▶ **OBJECTIVE**
Carry none of the pictures over; write out the complete data exactly.

** start RECORD SET **

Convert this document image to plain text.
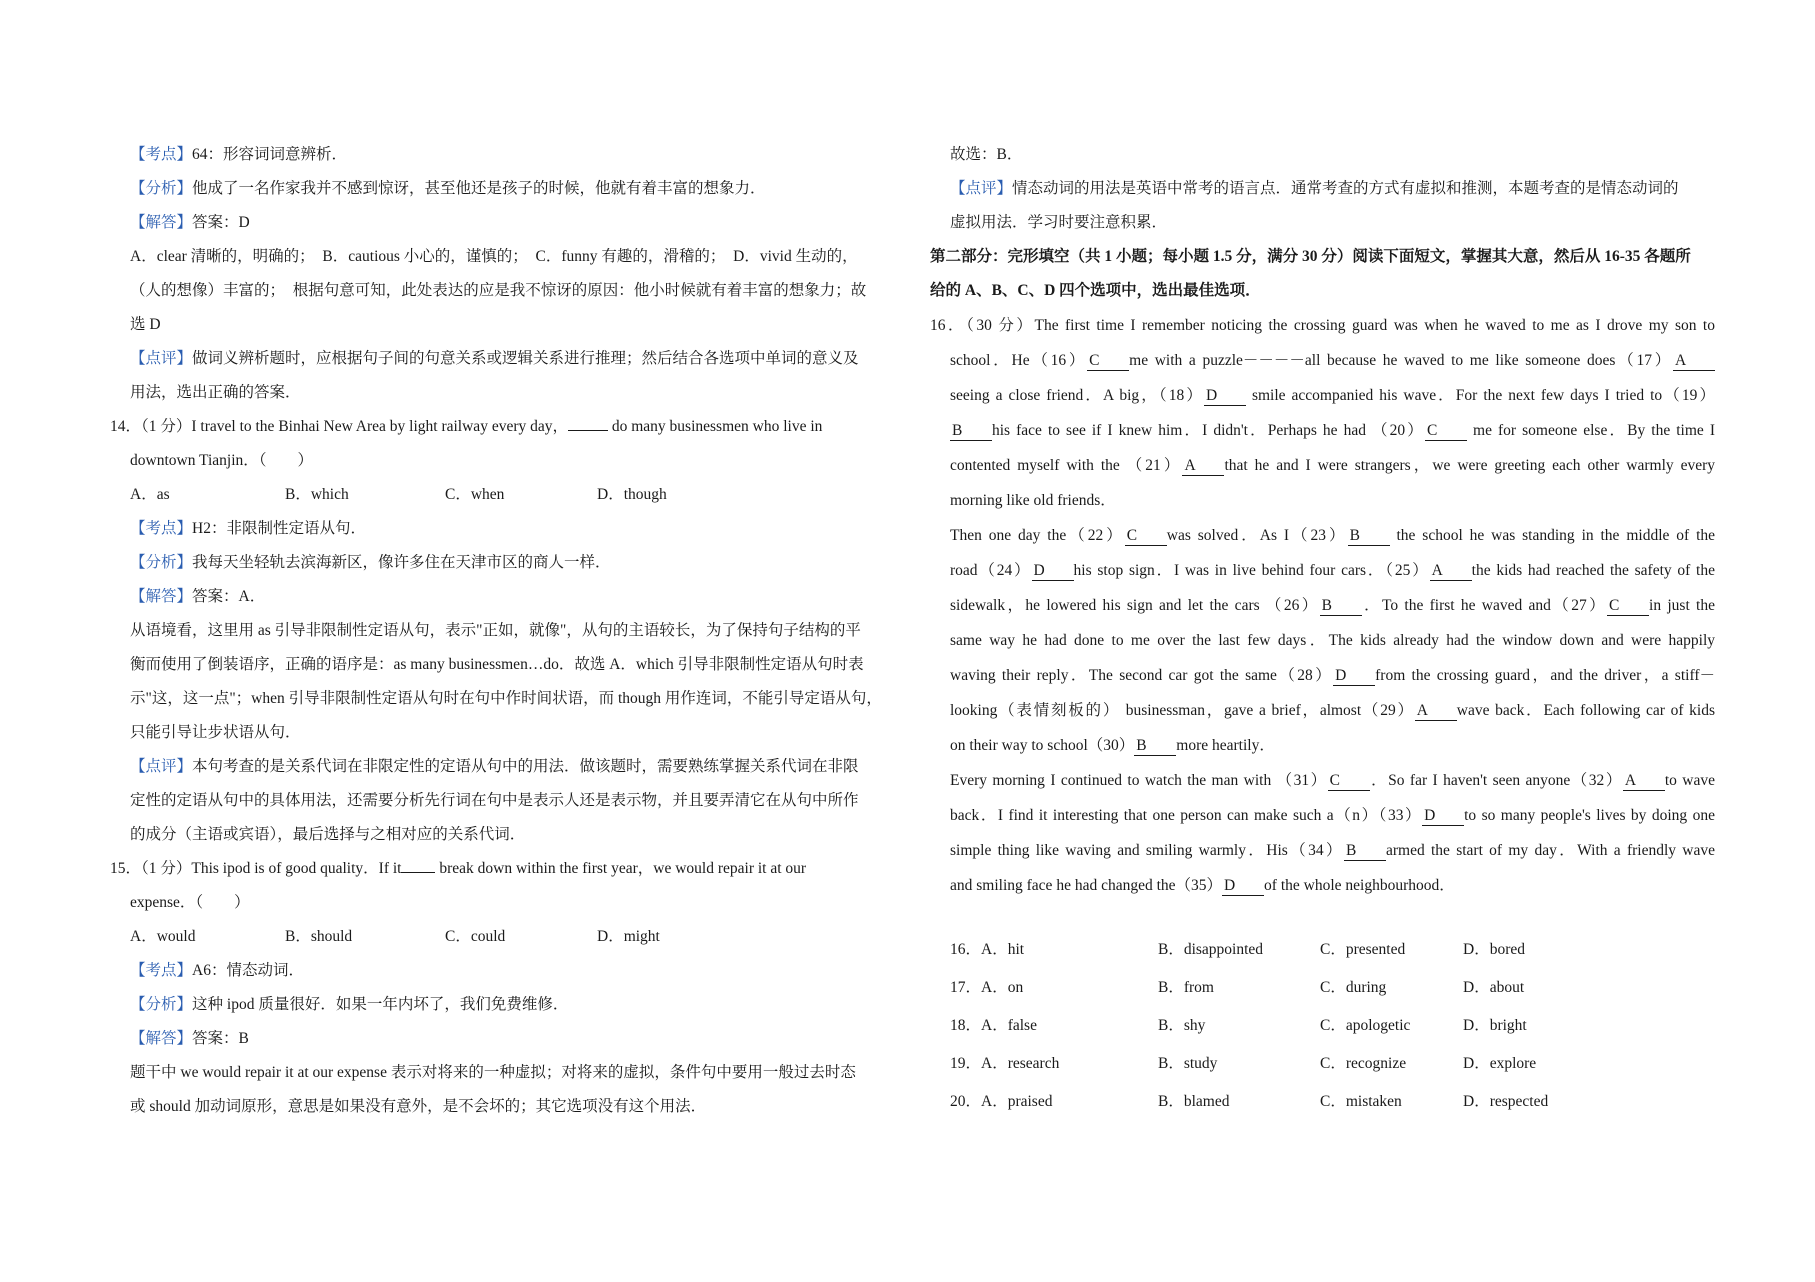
【考点】64：形容词词意辨析．
【分析】他成了一名作家我并不感到惊讶，甚至他还是孩子的时候，他就有着丰富的想象力．
【解答】答案：D
A．clear 清晰的，明确的；　B．cautious 小心的，谨慎的；　C．funny 有趣的，滑稽的；　D．vivid 生动的，
（人的想像）丰富的；　根据句意可知，此处表达的应是我不惊讶的原因：他小时候就有着丰富的想象力；故
选 D
【点评】做词义辨析题时，应根据句子间的句意关系或逻辑关系进行推理；然后结合各选项中单词的意义及
用法，选出正确的答案．
14．（1 分）I travel to the Binhai New Area by light railway every day，	do many businessmen who live in
downtown Tianjin．（　　）
A．as	B．which	C．when	D．though
【考点】H2：非限制性定语从句．
【分析】我每天坐轻轨去滨海新区，像许多住在天津市区的商人一样．
【解答】答案：A．
从语境看，这里用 as 引导非限制性定语从句，表示"正如，就像"，从句的主语较长，为了保持句子结构的平
衡而使用了倒装语序，正确的语序是：as many businessmen…do．故选 A．which 引导非限制性定语从句时表
示"这，这一点"；when 引导非限制性定语从句时在句中作时间状语，而 though 用作连词，不能引导定语从句，
只能引导让步状语从句．
【点评】本句考查的是关系代词在非限定性的定语从句中的用法．做该题时，需要熟练掌握关系代词在非限
定性的定语从句中的具体用法，还需要分析先行词在句中是表示人还是表示物，并且要弄清它在从句中所作
的成分（主语或宾语），最后选择与之相对应的关系代词．
15．（1 分）This ipod is of good quality．If it break down within the first year，we would repair it at our
expense．（　　）
A．would	B．should	C．could	D．might
【考点】A6：情态动词．
【分析】这种 ipod 质量很好．如果一年内坏了，我们免费维修．
【解答】答案：B
题干中 we would repair it at our expense 表示对将来的一种虚拟；对将来的虚拟，条件句中要用一般过去时态
或 should 加动词原形，意思是如果没有意外，是不会坏的；其它选项没有这个用法．
故选：B．
【点评】情态动词的用法是英语中常考的语言点．通常考查的方式有虚拟和推测，本题考查的是情态动词的
虚拟用法．学习时要注意积累．
第二部分：完形填空（共 1 小题；每小题 1.5 分，满分 30 分）阅读下面短文，掌握其大意，然后从 16-35 各题所
给的 A、B、C、D 四个选项中，选出最佳选项．
16．（30 分）The first time I remember noticing the crossing guard was when he waved to me as I drove my son to
school．He（16） C me with a puzzle－－－－all because he waved to me like someone does（17） A
seeing a close friend．A big，（18） D smile accompanied his wave．For the next few days I tried to（19）
B his face to see if I knew him．I didn't．Perhaps he had （20） C me for someone else．By the time I
contented myself with the （21） A that he and I were strangers，we were greeting each other warmly every
morning like old friends．
Then one day the（22） C was solved．As I（23） B the school he was standing in the middle of the
road（24） D his stop sign．I was in live behind four cars．（25） A the kids had reached the safety of the
sidewalk，he lowered his sign and let the cars （26） B ．To the first he waved and（27） C in just the
same way he had done to me over the last few days．The kids already had the window down and were happily
waving their reply．The second car got the same（28） D from the crossing guard，and the driver，a stiff－
looking（表情刻板的） businessman，gave a brief，almost（29） A wave back．Each following car of kids
on their way to school（30） B more heartily．
Every morning I continued to watch the man with （31） C ．So far I haven't seen anyone（32） A to wave
back．I find it interesting that one person can make such a（n）（33） D to so many people's lives by doing one
simple thing like waving and smiling warmly．His（34） B armed the start of my day．With a friendly wave
and smiling face he had changed the（35） D of the whole neighbourhood．
16．A．hit	B．disappointed	C．presented	D．bored
17．A．on	B．from	C．during	D．about
18．A．false	B．shy	C．apologetic	D．bright
19．A．research	B．study	C．recognize	D．explore
20．A．praised	B．blamed	C．mistaken	D．respected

** end RECORD SET **

▶ **COMPLETE RESPONSE**
Convert this document image to plain text.
【考点】64：形容词词意辨析．
【分析】他成了一名作家我并不感到惊讶，甚至他还是孩子的时候，他就有着丰富的想象力．
【解答】答案：D
A．clear 清晰的，明确的；　B．cautious 小心的，谨慎的；　C．funny 有趣的，滑稽的；　D．vivid 生动的，
（人的想像）丰富的；　根据句意可知，此处表达的应是我不惊讶的原因：他小时候就有着丰富的想象力；故
选 D
【点评】做词义辨析题时，应根据句子间的句意关系或逻辑关系进行推理；然后结合各选项中单词的意义及
用法，选出正确的答案．
14．（1 分）I travel to the Binhai New Area by light railway every day，	do many businessmen who live in
downtown Tianjin．（　　）
A．as	B．which	C．when	D．though
【考点】H2：非限制性定语从句．
【分析】我每天坐轻轨去滨海新区，像许多住在天津市区的商人一样．
【解答】答案：A．
从语境看，这里用 as 引导非限制性定语从句，表示"正如，就像"，从句的主语较长，为了保持句子结构的平
衡而使用了倒装语序，正确的语序是：as many businessmen…do．故选 A．which 引导非限制性定语从句时表
示"这，这一点"；when 引导非限制性定语从句时在句中作时间状语，而 though 用作连词，不能引导定语从句，
只能引导让步状语从句．
【点评】本句考查的是关系代词在非限定性的定语从句中的用法．做该题时，需要熟练掌握关系代词在非限
定性的定语从句中的具体用法，还需要分析先行词在句中是表示人还是表示物，并且要弄清它在从句中所作
的成分（主语或宾语），最后选择与之相对应的关系代词．
15．（1 分）This ipod is of good quality．If it break down within the first year，we would repair it at our
expense．（　　）
A．would	B．should	C．could	D．might
【考点】A6：情态动词．
【分析】这种 ipod 质量很好．如果一年内坏了，我们免费维修．
【解答】答案：B
题干中 we would repair it at our expense 表示对将来的一种虚拟；对将来的虚拟，条件句中要用一般过去时态
或 should 加动词原形，意思是如果没有意外，是不会坏的；其它选项没有这个用法．
故选：B．
【点评】情态动词的用法是英语中常考的语言点．通常考查的方式有虚拟和推测，本题考查的是情态动词的
虚拟用法．学习时要注意积累．
第二部分：完形填空（共 1 小题；每小题 1.5 分，满分 30 分）阅读下面短文，掌握其大意，然后从 16-35 各题所
给的 A、B、C、D 四个选项中，选出最佳选项．
16．（30 分）The first time I remember noticing the crossing guard was when he waved to me as I drove my son to
school．He（16） C me with a puzzle－－－－all because he waved to me like someone does（17） A
seeing a close friend．A big，（18） D smile accompanied his wave．For the next few days I tried to（19）
B his face to see if I knew him．I didn't．Perhaps he had （20） C me for someone else．By the time I
contented myself with the （21） A that he and I were strangers，we were greeting each other warmly every
morning like old friends．
Then one day the（22） C was solved．As I（23） B the school he was standing in the middle of the
road（24） D his stop sign．I was in live behind four cars．（25） A the kids had reached the safety of the
sidewalk，he lowered his sign and let the cars （26） B ．To the first he waved and（27） C in just the
same way he had done to me over the last few days．The kids already had the window down and were happily
waving their reply．The second car got the same（28） D from the crossing guard，and the driver，a stiff－
looking（表情刻板的） businessman，gave a brief，almost（29） A wave back．Each following car of kids
on their way to school（30） B more heartily．
Every morning I continued to watch the man with （31） C ．So far I haven't seen anyone（32） A to wave
back．I find it interesting that one person can make such a（n）（33） D to so many people's lives by doing one
simple thing like waving and smiling warmly．His（34） B armed the start of my day．With a friendly wave
and smiling face he had changed the（35） D of the whole neighbourhood．
16．A．hit	B．disappointed	C．presented	D．bored
17．A．on	B．from	C．during	D．about
18．A．false	B．shy	C．apologetic	D．bright
19．A．research	B．study	C．recognize	D．explore
20．A．praised	B．blamed	C．mistaken	D．respected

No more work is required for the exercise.